How many lines hold the string "home"? Reply with the number alone.
## begin
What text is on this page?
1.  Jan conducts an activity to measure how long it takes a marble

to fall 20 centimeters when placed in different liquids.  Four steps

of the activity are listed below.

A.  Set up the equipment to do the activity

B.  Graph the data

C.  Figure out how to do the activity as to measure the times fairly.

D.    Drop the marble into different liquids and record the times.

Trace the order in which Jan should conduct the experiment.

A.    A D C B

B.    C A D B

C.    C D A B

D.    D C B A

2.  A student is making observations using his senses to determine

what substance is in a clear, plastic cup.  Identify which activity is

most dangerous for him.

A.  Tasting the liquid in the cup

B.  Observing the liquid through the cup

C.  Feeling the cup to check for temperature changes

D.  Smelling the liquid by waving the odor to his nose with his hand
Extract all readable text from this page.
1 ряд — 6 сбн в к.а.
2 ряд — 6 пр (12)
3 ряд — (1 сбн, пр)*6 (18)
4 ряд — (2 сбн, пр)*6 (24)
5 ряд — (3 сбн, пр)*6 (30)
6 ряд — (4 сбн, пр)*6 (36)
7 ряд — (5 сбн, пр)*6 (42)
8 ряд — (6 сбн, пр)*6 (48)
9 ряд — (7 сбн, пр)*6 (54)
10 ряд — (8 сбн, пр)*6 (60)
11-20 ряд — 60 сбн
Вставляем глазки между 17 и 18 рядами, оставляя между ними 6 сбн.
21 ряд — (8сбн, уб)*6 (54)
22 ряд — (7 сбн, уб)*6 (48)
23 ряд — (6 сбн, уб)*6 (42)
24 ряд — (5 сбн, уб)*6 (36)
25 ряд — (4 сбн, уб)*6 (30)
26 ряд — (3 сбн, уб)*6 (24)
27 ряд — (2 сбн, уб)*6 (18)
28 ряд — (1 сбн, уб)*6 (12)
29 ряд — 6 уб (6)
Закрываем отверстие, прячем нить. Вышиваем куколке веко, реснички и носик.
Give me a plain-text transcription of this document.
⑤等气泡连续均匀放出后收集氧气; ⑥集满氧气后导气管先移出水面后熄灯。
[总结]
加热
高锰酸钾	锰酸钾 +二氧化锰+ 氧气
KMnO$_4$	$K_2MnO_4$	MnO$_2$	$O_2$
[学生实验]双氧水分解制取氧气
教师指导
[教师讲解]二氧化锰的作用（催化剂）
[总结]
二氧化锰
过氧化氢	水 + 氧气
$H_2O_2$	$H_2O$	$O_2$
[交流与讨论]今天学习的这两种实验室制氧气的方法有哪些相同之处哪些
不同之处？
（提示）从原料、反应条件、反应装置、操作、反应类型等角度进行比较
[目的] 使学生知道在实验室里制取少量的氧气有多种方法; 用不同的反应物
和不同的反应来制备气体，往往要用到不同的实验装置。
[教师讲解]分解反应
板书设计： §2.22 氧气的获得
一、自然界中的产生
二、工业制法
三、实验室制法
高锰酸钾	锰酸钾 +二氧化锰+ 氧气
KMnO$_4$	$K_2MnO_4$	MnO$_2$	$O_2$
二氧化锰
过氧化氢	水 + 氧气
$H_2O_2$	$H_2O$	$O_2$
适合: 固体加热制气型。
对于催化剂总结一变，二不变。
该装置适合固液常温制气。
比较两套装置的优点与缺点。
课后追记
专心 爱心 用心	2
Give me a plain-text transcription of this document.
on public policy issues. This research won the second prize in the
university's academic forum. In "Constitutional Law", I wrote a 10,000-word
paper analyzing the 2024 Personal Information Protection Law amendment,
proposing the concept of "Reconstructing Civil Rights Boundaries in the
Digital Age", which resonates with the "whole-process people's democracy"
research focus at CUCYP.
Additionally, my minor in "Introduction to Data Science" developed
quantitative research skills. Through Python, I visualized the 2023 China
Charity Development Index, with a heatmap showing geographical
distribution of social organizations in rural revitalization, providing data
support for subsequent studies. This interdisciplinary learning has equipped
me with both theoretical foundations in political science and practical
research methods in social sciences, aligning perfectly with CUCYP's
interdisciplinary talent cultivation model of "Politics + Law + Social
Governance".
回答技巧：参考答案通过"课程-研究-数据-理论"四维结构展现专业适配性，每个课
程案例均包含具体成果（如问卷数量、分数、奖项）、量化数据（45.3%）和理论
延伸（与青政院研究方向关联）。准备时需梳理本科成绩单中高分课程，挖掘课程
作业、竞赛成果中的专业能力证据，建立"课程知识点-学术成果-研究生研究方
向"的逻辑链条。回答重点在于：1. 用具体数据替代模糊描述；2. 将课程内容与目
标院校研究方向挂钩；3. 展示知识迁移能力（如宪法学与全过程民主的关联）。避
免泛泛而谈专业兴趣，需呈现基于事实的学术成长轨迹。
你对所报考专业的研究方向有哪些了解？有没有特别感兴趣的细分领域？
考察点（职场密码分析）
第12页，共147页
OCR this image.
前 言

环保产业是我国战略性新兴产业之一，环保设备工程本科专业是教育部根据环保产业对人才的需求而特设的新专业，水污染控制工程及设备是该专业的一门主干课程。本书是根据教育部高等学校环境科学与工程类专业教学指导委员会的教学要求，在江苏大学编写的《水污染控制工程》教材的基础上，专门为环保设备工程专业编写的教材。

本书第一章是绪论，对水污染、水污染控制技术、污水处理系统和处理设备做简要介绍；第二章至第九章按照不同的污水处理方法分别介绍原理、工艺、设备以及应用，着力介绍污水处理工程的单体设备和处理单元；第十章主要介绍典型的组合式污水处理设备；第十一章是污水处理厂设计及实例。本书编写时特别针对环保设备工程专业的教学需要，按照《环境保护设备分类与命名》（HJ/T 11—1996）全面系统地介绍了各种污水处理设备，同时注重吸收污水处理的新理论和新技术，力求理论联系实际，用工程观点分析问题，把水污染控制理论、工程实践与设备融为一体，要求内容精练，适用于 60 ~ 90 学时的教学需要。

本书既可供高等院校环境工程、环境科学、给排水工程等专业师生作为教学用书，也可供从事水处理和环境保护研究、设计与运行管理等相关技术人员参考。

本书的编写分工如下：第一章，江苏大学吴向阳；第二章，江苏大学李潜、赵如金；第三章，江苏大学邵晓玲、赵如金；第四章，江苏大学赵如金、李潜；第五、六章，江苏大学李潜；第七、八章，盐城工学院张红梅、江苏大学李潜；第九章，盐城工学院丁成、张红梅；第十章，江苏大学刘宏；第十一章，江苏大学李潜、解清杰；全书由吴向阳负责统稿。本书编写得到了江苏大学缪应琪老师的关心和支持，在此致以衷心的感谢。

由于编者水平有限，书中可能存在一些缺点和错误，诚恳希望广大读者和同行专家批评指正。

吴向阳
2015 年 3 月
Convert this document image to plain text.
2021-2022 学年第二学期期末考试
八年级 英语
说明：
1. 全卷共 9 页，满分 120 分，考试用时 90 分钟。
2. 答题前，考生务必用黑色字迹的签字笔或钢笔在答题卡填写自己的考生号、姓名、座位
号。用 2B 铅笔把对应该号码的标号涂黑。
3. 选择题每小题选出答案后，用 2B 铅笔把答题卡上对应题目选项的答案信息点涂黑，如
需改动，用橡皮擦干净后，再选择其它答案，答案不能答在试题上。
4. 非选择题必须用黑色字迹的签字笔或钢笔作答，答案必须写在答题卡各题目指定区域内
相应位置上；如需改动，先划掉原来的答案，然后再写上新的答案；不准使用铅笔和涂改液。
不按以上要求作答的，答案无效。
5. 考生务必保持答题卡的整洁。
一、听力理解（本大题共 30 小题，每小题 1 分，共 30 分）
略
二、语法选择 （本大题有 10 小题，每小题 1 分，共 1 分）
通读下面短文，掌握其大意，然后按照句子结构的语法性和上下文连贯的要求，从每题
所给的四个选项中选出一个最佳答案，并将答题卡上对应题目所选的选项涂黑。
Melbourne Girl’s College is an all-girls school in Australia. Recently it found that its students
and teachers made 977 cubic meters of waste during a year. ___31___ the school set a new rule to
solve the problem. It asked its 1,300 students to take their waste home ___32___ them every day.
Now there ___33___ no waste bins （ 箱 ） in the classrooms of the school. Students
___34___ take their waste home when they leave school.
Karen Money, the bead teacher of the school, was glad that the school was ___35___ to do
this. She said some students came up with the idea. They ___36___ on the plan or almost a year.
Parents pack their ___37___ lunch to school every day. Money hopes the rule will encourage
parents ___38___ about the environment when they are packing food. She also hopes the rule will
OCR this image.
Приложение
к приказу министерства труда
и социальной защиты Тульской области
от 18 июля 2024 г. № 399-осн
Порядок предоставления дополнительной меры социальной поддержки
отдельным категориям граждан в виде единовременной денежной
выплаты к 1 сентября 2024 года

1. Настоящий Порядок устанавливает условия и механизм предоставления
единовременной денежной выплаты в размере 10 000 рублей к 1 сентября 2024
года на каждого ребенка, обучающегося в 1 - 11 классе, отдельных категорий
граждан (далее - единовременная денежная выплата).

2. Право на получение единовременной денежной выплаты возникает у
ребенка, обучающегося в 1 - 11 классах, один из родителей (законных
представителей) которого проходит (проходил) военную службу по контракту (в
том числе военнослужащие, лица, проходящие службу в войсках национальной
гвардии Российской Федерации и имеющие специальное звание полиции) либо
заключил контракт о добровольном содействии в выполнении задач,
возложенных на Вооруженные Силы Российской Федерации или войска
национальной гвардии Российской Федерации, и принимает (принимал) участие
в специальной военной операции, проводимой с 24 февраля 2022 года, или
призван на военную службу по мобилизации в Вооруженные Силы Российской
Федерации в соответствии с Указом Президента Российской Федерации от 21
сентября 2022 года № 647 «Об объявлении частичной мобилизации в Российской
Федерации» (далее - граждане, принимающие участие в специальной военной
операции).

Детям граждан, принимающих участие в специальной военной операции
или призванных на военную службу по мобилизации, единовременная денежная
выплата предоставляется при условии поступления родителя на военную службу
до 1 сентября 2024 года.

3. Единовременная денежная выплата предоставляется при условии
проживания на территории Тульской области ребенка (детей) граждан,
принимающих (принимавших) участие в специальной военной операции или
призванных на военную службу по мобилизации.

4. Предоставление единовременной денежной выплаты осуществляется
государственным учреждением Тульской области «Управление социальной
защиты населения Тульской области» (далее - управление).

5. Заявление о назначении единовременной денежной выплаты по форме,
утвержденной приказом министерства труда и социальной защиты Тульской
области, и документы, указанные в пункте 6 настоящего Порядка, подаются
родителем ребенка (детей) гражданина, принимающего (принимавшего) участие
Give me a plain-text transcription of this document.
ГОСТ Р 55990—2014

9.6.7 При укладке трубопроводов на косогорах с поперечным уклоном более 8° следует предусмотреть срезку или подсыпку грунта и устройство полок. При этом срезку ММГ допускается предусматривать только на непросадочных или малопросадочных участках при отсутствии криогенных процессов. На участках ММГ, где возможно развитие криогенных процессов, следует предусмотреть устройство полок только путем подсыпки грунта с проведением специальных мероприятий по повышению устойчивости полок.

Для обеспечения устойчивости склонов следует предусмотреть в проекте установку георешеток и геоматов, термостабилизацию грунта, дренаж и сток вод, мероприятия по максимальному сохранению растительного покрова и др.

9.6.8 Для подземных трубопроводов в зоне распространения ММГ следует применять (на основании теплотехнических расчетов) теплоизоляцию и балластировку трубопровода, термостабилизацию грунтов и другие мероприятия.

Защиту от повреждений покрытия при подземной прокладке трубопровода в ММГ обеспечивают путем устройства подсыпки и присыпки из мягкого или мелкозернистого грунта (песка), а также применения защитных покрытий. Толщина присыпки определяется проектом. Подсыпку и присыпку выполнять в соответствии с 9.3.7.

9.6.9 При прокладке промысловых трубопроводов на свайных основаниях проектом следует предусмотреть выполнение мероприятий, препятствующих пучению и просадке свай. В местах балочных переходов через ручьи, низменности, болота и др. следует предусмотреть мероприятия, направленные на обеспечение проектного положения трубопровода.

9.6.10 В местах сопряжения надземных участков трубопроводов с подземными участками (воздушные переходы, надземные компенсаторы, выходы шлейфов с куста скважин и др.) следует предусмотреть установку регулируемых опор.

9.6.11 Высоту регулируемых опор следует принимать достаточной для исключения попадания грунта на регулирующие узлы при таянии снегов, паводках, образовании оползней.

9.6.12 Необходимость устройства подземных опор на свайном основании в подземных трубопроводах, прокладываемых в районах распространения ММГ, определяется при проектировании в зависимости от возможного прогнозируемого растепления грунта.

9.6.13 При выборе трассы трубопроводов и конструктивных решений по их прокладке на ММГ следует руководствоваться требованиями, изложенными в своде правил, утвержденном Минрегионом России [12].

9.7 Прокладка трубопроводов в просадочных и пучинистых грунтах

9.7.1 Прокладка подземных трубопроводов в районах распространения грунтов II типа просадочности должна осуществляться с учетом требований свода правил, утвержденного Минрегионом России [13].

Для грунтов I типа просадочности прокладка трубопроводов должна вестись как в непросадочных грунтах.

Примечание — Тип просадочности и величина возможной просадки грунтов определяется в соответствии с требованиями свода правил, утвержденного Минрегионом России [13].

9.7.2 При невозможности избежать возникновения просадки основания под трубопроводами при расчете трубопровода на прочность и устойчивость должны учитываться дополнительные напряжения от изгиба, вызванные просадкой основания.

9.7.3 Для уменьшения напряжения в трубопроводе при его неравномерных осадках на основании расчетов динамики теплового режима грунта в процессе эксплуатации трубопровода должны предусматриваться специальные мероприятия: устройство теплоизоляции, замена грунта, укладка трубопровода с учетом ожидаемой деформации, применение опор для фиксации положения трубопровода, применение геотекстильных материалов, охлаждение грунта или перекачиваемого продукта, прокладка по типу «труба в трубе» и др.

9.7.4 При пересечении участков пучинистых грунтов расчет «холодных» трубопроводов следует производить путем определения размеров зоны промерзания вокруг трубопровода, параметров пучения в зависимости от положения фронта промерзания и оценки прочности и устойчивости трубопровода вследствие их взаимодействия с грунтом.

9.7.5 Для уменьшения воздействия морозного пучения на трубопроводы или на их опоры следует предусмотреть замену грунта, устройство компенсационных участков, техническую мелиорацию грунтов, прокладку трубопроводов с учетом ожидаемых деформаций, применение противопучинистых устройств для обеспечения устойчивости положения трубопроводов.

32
## end
→ Solution to this problem
2